§ **Given exercise**:
Please restate the following records word for word.

§ **Information supplied**:
— Start —

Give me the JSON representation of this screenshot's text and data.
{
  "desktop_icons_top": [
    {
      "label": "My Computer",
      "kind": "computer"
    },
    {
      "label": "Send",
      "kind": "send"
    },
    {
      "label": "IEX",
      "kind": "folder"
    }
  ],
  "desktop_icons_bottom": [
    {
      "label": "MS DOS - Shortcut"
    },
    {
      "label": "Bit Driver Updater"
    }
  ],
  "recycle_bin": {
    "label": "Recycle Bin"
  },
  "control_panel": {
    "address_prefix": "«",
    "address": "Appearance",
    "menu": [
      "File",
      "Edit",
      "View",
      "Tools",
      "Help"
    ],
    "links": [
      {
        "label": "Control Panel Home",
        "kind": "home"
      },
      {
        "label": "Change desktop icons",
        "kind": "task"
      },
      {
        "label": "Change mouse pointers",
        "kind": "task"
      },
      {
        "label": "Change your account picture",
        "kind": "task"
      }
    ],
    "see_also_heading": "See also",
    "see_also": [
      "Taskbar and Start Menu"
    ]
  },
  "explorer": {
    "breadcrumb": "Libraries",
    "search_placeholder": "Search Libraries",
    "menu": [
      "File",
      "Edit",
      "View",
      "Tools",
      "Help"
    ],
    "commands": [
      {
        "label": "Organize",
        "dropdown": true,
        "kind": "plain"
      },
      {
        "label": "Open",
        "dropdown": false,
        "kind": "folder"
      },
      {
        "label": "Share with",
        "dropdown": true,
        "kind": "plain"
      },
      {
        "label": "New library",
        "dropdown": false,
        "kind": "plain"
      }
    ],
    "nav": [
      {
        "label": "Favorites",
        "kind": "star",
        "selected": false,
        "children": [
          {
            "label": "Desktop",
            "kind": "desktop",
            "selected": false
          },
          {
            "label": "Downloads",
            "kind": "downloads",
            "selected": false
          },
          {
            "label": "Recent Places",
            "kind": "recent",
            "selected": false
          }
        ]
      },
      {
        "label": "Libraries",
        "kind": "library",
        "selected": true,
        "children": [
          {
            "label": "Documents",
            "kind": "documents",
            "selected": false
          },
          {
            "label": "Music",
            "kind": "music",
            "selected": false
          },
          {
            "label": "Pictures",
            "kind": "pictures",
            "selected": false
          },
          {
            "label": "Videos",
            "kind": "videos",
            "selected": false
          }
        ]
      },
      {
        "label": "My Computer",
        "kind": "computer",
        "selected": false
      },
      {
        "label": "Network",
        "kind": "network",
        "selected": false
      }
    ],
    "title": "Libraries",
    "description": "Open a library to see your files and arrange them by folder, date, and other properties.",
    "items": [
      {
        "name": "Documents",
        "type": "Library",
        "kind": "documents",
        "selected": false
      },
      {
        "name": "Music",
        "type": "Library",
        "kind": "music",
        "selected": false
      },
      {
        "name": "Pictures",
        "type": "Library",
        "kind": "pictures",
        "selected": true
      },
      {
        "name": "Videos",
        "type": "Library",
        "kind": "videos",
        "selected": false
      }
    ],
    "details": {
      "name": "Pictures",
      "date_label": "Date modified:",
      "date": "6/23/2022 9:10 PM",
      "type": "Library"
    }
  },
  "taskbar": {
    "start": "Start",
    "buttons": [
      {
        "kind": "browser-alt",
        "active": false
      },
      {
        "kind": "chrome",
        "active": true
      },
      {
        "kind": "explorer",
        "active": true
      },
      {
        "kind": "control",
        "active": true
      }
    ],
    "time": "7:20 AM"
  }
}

— End —

§ **Task output**:
Give me the JSON representation of this screenshot's text and data.
{
  "desktop_icons_top": [
    {
      "label": "My Computer",
      "kind": "computer"
    },
    {
      "label": "Send",
      "kind": "send"
    },
    {
      "label": "IEX",
      "kind": "folder"
    }
  ],
  "desktop_icons_bottom": [
    {
      "label": "MS DOS - Shortcut"
    },
    {
      "label": "Bit Driver Updater"
    }
  ],
  "recycle_bin": {
    "label": "Recycle Bin"
  },
  "control_panel": {
    "address_prefix": "«",
    "address": "Appearance",
    "menu": [
      "File",
      "Edit",
      "View",
      "Tools",
      "Help"
    ],
    "links": [
      {
        "label": "Control Panel Home",
        "kind": "home"
      },
      {
        "label": "Change desktop icons",
        "kind": "task"
      },
      {
        "label": "Change mouse pointers",
        "kind": "task"
      },
      {
        "label": "Change your account picture",
        "kind": "task"
      }
    ],
    "see_also_heading": "See also",
    "see_also": [
      "Taskbar and Start Menu"
    ]
  },
  "explorer": {
    "breadcrumb": "Libraries",
    "search_placeholder": "Search Libraries",
    "menu": [
      "File",
      "Edit",
      "View",
      "Tools",
      "Help"
    ],
    "commands": [
      {
        "label": "Organize",
        "dropdown": true,
        "kind": "plain"
      },
      {
        "label": "Open",
        "dropdown": false,
        "kind": "folder"
      },
      {
        "label": "Share with",
        "dropdown": true,
        "kind": "plain"
      },
      {
        "label": "New library",
        "dropdown": false,
        "kind": "plain"
      }
    ],
    "nav": [
      {
        "label": "Favorites",
        "kind": "star",
        "selected": false,
        "children": [
          {
            "label": "Desktop",
            "kind": "desktop",
            "selected": false
          },
          {
            "label": "Downloads",
            "kind": "downloads",
            "selected": false
          },
          {
            "label": "Recent Places",
            "kind": "recent",
            "selected": false
          }
        ]
      },
      {
        "label": "Libraries",
        "kind": "library",
        "selected": true,
        "children": [
          {
            "label": "Documents",
            "kind": "documents",
            "selected": false
          },
          {
            "label": "Music",
            "kind": "music",
            "selected": false
          },
          {
            "label": "Pictures",
            "kind": "pictures",
            "selected": false
          },
          {
            "label": "Videos",
            "kind": "videos",
            "selected": false
          }
        ]
      },
      {
        "label": "My Computer",
        "kind": "computer",
        "selected": false
      },
      {
        "label": "Network",
        "kind": "network",
        "selected": false
      }
    ],
    "title": "Libraries",
    "description": "Open a library to see your files and arrange them by folder, date, and other properties.",
    "items": [
      {
        "name": "Documents",
        "type": "Library",
        "kind": "documents",
        "selected": false
      },
      {
        "name": "Music",
        "type": "Library",
        "kind": "music",
        "selected": false
      },
      {
        "name": "Pictures",
        "type": "Library",
        "kind": "pictures",
        "selected": true
      },
      {
        "name": "Videos",
        "type": "Library",
        "kind": "videos",
        "selected": false
      }
    ],
    "details": {
      "name": "Pictures",
      "date_label": "Date modified:",
      "date": "6/23/2022 9:10 PM",
      "type": "Library"
    }
  },
  "taskbar": {
    "start": "Start",
    "buttons": [
      {
        "kind": "browser-alt",
        "active": false
      },
      {
        "kind": "chrome",
        "active": true
      },
      {
        "kind": "explorer",
        "active": true
      },
      {
        "kind": "control",
        "active": true
      }
    ],
    "time": "7:20 AM"
  }
}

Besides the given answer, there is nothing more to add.